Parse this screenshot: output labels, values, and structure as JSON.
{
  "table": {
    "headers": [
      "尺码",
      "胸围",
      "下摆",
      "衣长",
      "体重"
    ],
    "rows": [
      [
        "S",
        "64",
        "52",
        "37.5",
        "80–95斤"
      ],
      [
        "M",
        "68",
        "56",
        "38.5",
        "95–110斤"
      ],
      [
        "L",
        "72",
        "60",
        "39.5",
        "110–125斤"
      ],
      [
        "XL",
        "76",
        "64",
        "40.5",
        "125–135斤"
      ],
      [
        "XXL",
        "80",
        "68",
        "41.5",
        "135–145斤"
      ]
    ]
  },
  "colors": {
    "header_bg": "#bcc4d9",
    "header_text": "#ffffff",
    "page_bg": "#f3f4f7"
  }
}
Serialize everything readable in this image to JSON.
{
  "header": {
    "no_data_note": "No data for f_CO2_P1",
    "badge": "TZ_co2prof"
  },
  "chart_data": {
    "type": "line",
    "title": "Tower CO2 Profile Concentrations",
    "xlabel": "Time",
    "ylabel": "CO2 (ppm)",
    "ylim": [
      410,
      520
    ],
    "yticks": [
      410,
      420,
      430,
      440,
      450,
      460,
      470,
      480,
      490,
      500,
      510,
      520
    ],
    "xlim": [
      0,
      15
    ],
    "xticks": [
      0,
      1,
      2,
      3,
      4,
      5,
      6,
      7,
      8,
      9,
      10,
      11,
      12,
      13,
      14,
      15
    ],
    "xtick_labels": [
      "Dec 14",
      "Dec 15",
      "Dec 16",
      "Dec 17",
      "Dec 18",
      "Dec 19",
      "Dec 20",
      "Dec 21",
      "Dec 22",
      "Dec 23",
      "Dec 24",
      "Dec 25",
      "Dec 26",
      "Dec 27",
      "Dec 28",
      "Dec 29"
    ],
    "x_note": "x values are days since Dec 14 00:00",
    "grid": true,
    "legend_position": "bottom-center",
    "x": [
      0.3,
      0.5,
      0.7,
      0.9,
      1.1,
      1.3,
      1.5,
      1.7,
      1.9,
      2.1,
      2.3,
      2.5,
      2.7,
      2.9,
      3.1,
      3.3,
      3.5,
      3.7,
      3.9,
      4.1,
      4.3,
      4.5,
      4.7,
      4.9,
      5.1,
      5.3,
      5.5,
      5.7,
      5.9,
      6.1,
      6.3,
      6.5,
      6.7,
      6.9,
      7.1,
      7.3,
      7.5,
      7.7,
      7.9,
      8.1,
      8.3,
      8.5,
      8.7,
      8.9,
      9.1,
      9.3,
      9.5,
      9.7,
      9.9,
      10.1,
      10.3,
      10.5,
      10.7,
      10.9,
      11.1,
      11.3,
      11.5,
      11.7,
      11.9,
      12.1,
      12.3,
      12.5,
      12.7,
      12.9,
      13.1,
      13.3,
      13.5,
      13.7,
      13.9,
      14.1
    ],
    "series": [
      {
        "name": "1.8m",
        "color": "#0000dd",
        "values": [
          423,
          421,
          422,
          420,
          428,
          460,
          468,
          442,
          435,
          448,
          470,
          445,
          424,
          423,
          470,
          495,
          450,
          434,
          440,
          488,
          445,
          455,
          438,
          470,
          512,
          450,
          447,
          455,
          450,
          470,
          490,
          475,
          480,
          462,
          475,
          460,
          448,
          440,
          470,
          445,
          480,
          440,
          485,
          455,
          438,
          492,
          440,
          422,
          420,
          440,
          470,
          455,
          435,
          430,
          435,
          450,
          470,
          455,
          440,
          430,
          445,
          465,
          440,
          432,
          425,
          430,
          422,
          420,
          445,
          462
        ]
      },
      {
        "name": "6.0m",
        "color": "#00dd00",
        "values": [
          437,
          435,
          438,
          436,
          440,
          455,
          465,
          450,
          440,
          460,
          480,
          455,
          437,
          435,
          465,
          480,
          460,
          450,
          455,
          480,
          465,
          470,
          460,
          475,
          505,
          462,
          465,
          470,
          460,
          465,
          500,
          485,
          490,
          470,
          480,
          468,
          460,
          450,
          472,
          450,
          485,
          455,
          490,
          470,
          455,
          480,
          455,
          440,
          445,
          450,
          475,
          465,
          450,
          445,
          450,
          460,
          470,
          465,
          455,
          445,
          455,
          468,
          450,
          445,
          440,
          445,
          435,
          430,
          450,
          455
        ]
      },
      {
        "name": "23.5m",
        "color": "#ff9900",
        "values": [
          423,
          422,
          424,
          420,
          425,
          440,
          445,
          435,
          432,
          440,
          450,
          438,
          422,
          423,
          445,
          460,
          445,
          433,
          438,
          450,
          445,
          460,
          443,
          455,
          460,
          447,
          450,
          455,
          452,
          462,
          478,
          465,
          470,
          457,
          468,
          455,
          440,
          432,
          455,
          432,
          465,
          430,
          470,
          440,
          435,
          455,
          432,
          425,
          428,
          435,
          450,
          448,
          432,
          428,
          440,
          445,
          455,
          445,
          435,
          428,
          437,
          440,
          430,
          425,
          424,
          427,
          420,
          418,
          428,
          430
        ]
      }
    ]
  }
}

* * * * *

-- Stated goal --
A line counts if it holds the word "this". How many lines of the entries count? Give the number only.

-- Solved problem --
2